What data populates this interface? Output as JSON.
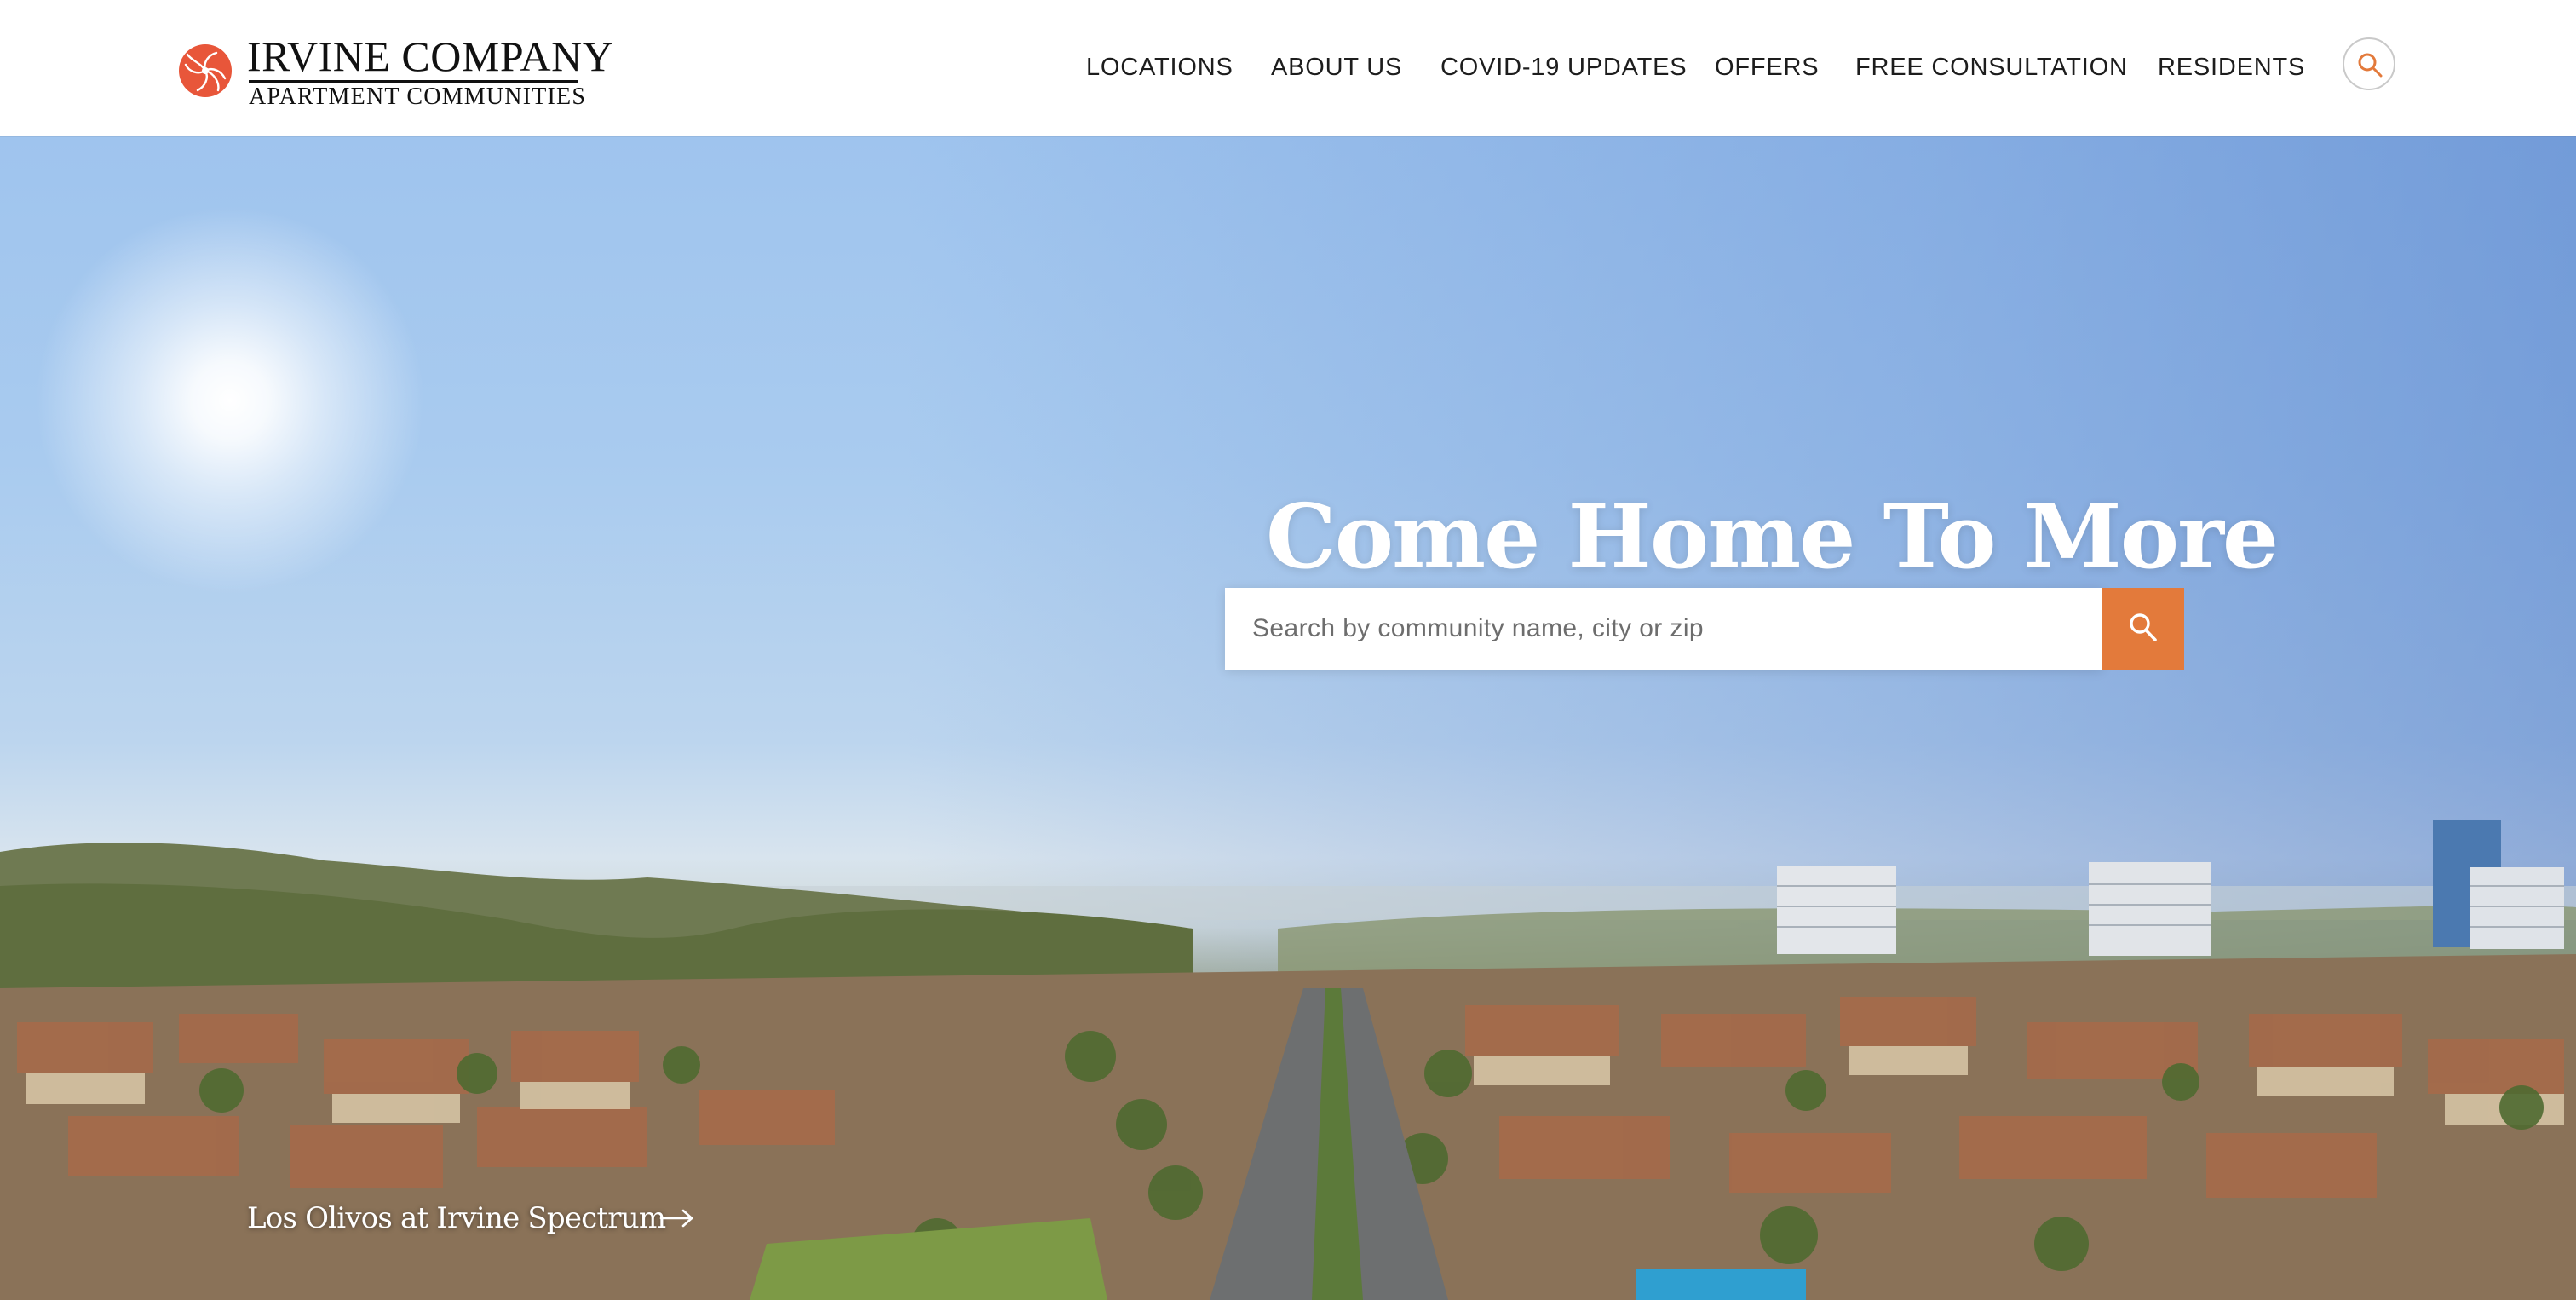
{
  "brand": {
    "name": "IRVINE COMPANY",
    "tagline": "APARTMENT COMMUNITIES",
    "accent_color": "#e8563a"
  },
  "nav": {
    "items": [
      {
        "label": "LOCATIONS"
      },
      {
        "label": "ABOUT US"
      },
      {
        "label": "COVID-19 UPDATES"
      },
      {
        "label": "OFFERS"
      },
      {
        "label": "FREE CONSULTATION"
      },
      {
        "label": "RESIDENTS"
      }
    ],
    "search_icon": "search-icon"
  },
  "hero": {
    "title": "Come Home To More",
    "search": {
      "placeholder": "Search by community name, city or zip",
      "value": "",
      "button_icon": "search-icon",
      "button_color": "#e37a3b"
    },
    "caption": {
      "label": "Los Olivos at Irvine Spectrum",
      "icon": "arrow-right-icon"
    }
  }
}
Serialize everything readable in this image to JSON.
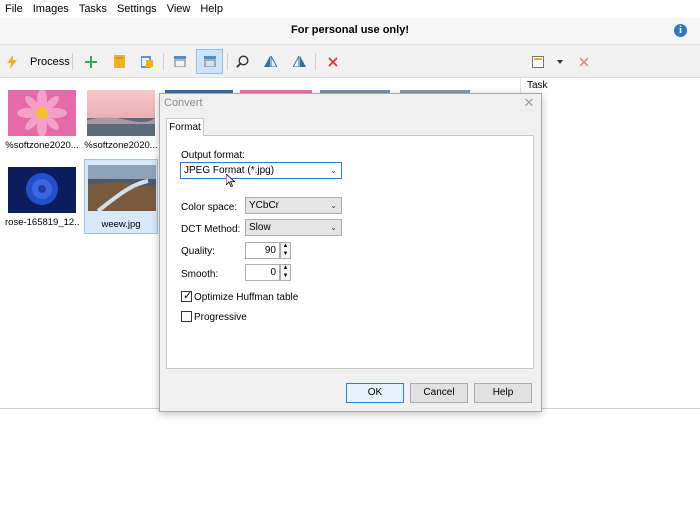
{
  "menu": [
    "File",
    "Images",
    "Tasks",
    "Settings",
    "View",
    "Help"
  ],
  "banner": {
    "text": "For personal use only!",
    "info_icon": "i"
  },
  "toolbar": {
    "process_label": "Process",
    "icons": [
      "lightning-icon",
      "add-icon",
      "folder-icon",
      "paste-icon",
      "view-list-icon",
      "view-thumbs-icon",
      "zoom-icon",
      "flip-vertical-icon",
      "flip-horizontal-icon",
      "delete-icon",
      "panel-icon",
      "dropdown-icon",
      "close-icon"
    ]
  },
  "thumbnails": [
    {
      "caption": "%softzone2020..."
    },
    {
      "caption": "%softzone2020..."
    },
    {
      "caption": "rose-165819_12..."
    },
    {
      "caption": "weew.jpg"
    }
  ],
  "task_panel": {
    "label": "Task"
  },
  "dialog": {
    "title": "Convert",
    "close": "✕",
    "tab": "Format",
    "output_format_label": "Output format:",
    "output_format_value": "JPEG Format (*.jpg)",
    "color_space_label": "Color space:",
    "color_space_value": "YCbCr",
    "dct_label": "DCT Method:",
    "dct_value": "Slow",
    "quality_label": "Quality:",
    "quality_value": "90",
    "smooth_label": "Smooth:",
    "smooth_value": "0",
    "optimize_label": "Optimize Huffman table",
    "optimize_checked": true,
    "progressive_label": "Progressive",
    "progressive_checked": false,
    "ok": "OK",
    "cancel": "Cancel",
    "help": "Help"
  },
  "colors": {
    "accent": "#2e7cd6",
    "info": "#2f77c8",
    "delete": "#d23a3a",
    "add": "#3aa655"
  }
}
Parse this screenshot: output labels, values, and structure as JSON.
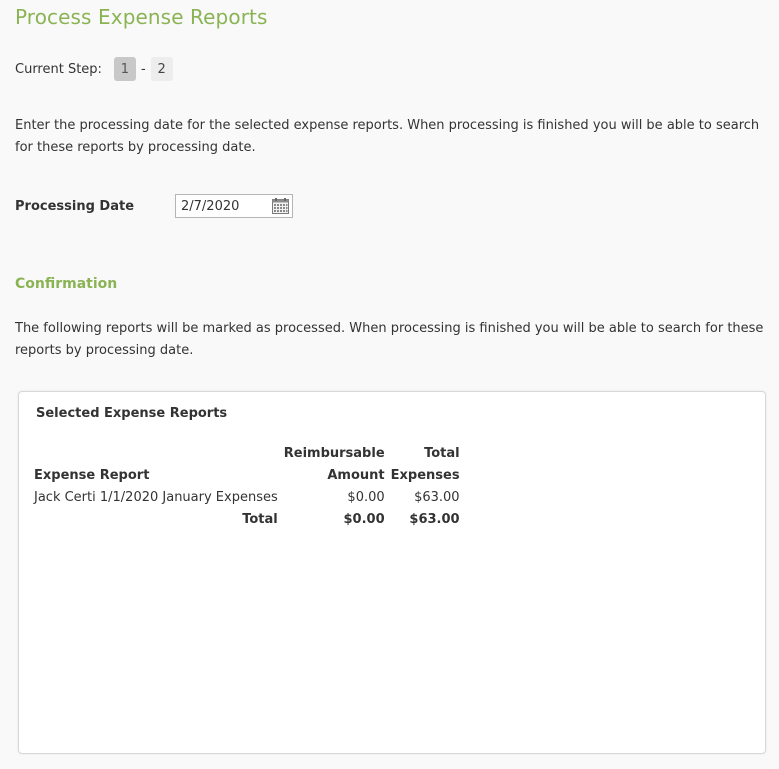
{
  "page": {
    "title": "Process Expense Reports"
  },
  "steps": {
    "label": "Current Step:",
    "items": [
      "1",
      "2"
    ],
    "separator": "-",
    "active": "1"
  },
  "instructions": "Enter the processing date for the selected expense reports. When processing is finished you will be able to search for these reports by processing date.",
  "processing_date": {
    "label": "Processing Date",
    "value": "2/7/2020",
    "icon": "calendar-icon"
  },
  "confirmation": {
    "heading": "Confirmation",
    "text": "The following reports will be marked as processed. When processing is finished you will be able to search for these reports by processing date."
  },
  "panel": {
    "title": "Selected Expense Reports",
    "columns": {
      "report": "Expense Report",
      "reimbursable_top": "Reimbursable",
      "reimbursable_bottom": "Amount",
      "total_top": "Total",
      "total_bottom": "Expenses"
    },
    "rows": [
      {
        "report": "Jack Certi 1/1/2020 January Expenses",
        "reimbursable": "$0.00",
        "total": "$63.00"
      }
    ],
    "totals": {
      "label": "Total",
      "reimbursable": "$0.00",
      "total": "$63.00"
    }
  },
  "colors": {
    "accent": "#8ab454",
    "text": "#333333",
    "background": "#f9f9f9"
  }
}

------------------------------------------------------------

_Brief_:
Copy every line of the data word for word, omitting the images.

_Answer to the exercise_:
What data populates this interface? Output as JSON.
{
  "brand": {
    "name": "IRVINE COMPANY",
    "tagline": "APARTMENT COMMUNITIES",
    "accent_color": "#e8563a"
  },
  "nav": {
    "items": [
      {
        "label": "LOCATIONS"
      },
      {
        "label": "ABOUT US"
      },
      {
        "label": "COVID-19 UPDATES"
      },
      {
        "label": "OFFERS"
      },
      {
        "label": "FREE CONSULTATION"
      },
      {
        "label": "RESIDENTS"
      }
    ],
    "search_icon": "search-icon"
  },
  "hero": {
    "title": "Come Home To More",
    "search": {
      "placeholder": "Search by community name, city or zip",
      "value": "",
      "button_icon": "search-icon",
      "button_color": "#e37a3b"
    },
    "caption": {
      "label": "Los Olivos at Irvine Spectrum",
      "icon": "arrow-right-icon"
    }
  }
}
Serialize everything readable in this image to JSON.
{
  "menu": [
    "File",
    "Images",
    "Tasks",
    "Settings",
    "View",
    "Help"
  ],
  "banner": {
    "text": "For personal use only!",
    "info_icon": "i"
  },
  "toolbar": {
    "process_label": "Process",
    "icons": [
      "lightning-icon",
      "add-icon",
      "folder-icon",
      "paste-icon",
      "view-list-icon",
      "view-thumbs-icon",
      "zoom-icon",
      "flip-vertical-icon",
      "flip-horizontal-icon",
      "delete-icon",
      "panel-icon",
      "dropdown-icon",
      "close-icon"
    ]
  },
  "thumbnails": [
    {
      "caption": "%softzone2020..."
    },
    {
      "caption": "%softzone2020..."
    },
    {
      "caption": "rose-165819_12..."
    },
    {
      "caption": "weew.jpg"
    }
  ],
  "task_panel": {
    "label": "Task"
  },
  "dialog": {
    "title": "Convert",
    "close": "✕",
    "tab": "Format",
    "output_format_label": "Output format:",
    "output_format_value": "JPEG Format (*.jpg)",
    "color_space_label": "Color space:",
    "color_space_value": "YCbCr",
    "dct_label": "DCT Method:",
    "dct_value": "Slow",
    "quality_label": "Quality:",
    "quality_value": "90",
    "smooth_label": "Smooth:",
    "smooth_value": "0",
    "optimize_label": "Optimize Huffman table",
    "optimize_checked": true,
    "progressive_label": "Progressive",
    "progressive_checked": false,
    "ok": "OK",
    "cancel": "Cancel",
    "help": "Help"
  },
  "colors": {
    "accent": "#2e7cd6",
    "info": "#2f77c8",
    "delete": "#d23a3a",
    "add": "#3aa655"
  }
}
Parse this screenshot: output labels, values, and structure as JSON.
{
  "page": {
    "title": "Process Expense Reports"
  },
  "steps": {
    "label": "Current Step:",
    "items": [
      "1",
      "2"
    ],
    "separator": "-",
    "active": "1"
  },
  "instructions": "Enter the processing date for the selected expense reports. When processing is finished you will be able to search for these reports by processing date.",
  "processing_date": {
    "label": "Processing Date",
    "value": "2/7/2020",
    "icon": "calendar-icon"
  },
  "confirmation": {
    "heading": "Confirmation",
    "text": "The following reports will be marked as processed. When processing is finished you will be able to search for these reports by processing date."
  },
  "panel": {
    "title": "Selected Expense Reports",
    "columns": {
      "report": "Expense Report",
      "reimbursable_top": "Reimbursable",
      "reimbursable_bottom": "Amount",
      "total_top": "Total",
      "total_bottom": "Expenses"
    },
    "rows": [
      {
        "report": "Jack Certi 1/1/2020 January Expenses",
        "reimbursable": "$0.00",
        "total": "$63.00"
      }
    ],
    "totals": {
      "label": "Total",
      "reimbursable": "$0.00",
      "total": "$63.00"
    }
  },
  "colors": {
    "accent": "#8ab454",
    "text": "#333333",
    "background": "#f9f9f9"
  }
}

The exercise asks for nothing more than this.